(Source data)

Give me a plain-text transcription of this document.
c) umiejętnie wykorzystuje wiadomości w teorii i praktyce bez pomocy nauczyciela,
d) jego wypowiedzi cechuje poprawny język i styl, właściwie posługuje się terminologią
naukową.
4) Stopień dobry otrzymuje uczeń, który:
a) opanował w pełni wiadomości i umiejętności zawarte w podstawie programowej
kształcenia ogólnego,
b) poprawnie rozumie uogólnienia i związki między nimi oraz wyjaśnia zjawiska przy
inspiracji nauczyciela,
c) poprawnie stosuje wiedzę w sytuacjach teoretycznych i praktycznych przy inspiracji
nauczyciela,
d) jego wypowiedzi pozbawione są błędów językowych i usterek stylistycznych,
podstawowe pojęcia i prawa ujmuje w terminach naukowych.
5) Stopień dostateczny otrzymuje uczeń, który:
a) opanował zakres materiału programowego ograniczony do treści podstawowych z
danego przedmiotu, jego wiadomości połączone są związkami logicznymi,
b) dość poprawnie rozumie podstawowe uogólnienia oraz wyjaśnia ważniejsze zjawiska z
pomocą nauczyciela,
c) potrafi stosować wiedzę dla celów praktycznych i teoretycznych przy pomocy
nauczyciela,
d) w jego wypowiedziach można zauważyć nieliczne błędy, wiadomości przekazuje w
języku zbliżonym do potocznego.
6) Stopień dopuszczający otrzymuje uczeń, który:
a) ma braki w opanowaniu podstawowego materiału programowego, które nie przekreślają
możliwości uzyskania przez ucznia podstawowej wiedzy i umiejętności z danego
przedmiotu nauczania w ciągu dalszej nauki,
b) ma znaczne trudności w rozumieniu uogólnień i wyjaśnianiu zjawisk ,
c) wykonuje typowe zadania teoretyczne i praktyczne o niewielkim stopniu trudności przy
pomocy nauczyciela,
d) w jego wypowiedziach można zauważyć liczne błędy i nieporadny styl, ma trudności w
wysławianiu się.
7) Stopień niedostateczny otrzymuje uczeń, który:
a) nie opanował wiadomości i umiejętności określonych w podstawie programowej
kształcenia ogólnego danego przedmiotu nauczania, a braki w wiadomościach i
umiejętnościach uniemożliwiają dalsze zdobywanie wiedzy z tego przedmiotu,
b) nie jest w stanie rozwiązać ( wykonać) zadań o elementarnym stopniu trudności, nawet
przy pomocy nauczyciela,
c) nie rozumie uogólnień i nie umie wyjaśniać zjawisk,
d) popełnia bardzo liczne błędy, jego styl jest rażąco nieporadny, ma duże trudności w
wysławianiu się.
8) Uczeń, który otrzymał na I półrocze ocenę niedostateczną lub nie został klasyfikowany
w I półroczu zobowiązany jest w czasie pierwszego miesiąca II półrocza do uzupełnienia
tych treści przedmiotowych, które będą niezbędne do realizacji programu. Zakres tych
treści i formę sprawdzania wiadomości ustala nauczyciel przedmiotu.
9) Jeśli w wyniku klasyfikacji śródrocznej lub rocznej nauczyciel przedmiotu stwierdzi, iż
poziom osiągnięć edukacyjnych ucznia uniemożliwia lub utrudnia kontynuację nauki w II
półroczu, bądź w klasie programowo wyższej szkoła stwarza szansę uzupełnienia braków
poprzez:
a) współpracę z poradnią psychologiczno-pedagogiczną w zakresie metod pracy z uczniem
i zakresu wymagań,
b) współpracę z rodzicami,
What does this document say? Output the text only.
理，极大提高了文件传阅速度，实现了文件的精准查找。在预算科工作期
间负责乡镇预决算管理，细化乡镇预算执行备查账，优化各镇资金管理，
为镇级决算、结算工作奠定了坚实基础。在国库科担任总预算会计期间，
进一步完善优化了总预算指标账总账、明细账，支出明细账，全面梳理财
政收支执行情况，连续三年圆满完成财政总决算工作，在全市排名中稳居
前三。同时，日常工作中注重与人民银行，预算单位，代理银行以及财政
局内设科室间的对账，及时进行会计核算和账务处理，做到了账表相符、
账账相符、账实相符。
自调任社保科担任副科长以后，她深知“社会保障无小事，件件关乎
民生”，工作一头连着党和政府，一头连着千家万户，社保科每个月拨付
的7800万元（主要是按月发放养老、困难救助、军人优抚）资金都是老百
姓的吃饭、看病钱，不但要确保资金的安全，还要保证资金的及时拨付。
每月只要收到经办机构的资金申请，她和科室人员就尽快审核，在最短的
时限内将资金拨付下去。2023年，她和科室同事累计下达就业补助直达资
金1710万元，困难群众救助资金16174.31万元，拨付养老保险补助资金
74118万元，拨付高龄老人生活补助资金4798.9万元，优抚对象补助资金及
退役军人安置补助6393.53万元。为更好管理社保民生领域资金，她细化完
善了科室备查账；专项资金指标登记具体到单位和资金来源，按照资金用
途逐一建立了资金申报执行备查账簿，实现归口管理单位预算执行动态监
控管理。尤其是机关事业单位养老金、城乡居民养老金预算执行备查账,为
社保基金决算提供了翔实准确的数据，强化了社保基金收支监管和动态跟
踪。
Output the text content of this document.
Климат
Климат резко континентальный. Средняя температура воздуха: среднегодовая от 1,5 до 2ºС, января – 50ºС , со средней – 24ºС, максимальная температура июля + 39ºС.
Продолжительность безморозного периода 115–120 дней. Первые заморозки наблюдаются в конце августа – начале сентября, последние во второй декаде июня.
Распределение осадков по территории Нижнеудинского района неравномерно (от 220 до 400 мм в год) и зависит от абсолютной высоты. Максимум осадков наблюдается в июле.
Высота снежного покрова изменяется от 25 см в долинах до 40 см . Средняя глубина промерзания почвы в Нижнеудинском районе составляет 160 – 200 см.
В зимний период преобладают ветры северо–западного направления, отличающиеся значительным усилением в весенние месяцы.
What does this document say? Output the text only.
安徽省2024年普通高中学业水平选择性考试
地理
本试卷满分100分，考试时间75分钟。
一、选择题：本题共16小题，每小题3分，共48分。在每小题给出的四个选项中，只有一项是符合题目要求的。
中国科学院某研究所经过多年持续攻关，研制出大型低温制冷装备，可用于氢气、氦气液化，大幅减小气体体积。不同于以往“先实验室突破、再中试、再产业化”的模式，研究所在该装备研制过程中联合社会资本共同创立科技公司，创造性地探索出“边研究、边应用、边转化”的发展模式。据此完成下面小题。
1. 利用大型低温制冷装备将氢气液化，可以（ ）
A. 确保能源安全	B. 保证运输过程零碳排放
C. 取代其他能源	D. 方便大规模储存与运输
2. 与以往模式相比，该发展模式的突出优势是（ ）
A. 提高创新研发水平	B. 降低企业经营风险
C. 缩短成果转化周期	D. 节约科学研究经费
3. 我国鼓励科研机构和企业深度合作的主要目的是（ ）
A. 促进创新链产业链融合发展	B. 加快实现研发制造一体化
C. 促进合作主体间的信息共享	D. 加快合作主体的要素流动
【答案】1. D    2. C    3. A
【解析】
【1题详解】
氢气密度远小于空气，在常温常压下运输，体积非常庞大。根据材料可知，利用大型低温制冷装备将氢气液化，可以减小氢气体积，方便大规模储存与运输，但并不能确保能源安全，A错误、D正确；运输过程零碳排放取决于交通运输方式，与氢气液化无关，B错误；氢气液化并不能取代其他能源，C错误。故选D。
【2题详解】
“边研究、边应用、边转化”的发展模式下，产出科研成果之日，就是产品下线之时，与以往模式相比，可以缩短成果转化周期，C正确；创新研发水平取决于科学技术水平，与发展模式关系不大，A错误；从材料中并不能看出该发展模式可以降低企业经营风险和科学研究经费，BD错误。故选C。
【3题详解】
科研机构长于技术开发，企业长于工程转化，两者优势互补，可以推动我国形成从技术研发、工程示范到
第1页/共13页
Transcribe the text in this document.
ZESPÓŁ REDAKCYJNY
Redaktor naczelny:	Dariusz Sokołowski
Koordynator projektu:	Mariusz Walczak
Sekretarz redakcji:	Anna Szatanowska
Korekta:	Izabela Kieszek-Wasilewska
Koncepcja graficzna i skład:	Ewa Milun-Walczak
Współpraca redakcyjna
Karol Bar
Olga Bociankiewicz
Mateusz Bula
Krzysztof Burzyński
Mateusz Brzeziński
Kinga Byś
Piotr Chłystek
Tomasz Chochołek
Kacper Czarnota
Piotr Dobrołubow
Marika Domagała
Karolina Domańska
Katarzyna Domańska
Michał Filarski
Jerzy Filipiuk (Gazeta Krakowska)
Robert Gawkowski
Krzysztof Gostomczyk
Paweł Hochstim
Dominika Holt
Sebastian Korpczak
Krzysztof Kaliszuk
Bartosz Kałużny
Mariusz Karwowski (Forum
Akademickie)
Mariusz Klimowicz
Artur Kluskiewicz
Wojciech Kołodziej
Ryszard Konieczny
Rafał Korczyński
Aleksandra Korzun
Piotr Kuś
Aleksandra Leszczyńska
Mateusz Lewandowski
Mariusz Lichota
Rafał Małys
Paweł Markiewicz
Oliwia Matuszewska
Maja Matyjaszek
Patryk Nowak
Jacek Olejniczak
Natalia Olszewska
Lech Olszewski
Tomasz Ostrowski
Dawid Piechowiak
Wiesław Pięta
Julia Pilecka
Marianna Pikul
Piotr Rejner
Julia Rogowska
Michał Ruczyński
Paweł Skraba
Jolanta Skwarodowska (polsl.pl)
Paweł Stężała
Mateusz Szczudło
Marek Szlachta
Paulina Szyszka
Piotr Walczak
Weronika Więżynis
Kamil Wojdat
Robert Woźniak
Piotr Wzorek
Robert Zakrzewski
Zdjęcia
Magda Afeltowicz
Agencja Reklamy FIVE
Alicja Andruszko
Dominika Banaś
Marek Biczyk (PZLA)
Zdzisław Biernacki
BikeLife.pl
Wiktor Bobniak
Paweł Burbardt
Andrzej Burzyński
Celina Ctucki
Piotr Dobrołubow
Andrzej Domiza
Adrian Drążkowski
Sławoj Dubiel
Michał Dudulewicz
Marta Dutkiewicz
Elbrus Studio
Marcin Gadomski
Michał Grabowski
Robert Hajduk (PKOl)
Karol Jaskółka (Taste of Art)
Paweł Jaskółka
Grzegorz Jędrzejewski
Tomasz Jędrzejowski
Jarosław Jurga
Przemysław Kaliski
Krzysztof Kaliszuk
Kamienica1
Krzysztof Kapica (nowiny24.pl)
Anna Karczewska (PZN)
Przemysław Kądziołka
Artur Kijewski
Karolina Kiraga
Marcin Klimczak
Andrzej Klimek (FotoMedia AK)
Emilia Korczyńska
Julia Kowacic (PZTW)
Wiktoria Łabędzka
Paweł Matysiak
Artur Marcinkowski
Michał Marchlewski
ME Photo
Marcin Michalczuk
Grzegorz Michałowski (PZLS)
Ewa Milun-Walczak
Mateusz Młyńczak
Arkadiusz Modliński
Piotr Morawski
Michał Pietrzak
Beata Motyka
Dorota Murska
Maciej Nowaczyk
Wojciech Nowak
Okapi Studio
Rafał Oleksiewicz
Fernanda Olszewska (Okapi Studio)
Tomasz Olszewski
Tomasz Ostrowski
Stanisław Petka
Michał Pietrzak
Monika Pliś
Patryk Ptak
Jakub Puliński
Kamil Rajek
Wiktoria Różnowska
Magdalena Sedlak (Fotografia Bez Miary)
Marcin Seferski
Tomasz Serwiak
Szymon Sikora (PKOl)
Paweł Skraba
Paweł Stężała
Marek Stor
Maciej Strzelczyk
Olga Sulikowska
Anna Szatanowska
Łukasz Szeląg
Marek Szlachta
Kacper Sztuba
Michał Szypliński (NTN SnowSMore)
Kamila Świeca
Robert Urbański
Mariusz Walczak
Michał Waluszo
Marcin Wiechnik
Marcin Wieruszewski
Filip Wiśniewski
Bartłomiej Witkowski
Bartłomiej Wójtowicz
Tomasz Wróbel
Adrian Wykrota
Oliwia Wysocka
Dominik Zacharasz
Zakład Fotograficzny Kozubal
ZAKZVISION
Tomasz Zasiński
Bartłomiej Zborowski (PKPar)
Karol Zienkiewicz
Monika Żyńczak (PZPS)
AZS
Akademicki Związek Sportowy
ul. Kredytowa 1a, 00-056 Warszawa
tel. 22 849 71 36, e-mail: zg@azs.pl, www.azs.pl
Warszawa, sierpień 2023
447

_SHORT PROBLEM_
Search the entries for the word "programowej" and gather every line where it appears.

_THE OUTPUT_
a) opanował w pełni wiadomości i umiejętności zawarte w podstawie programowej
a) nie opanował wiadomości i umiejętności określonych w podstawie programowej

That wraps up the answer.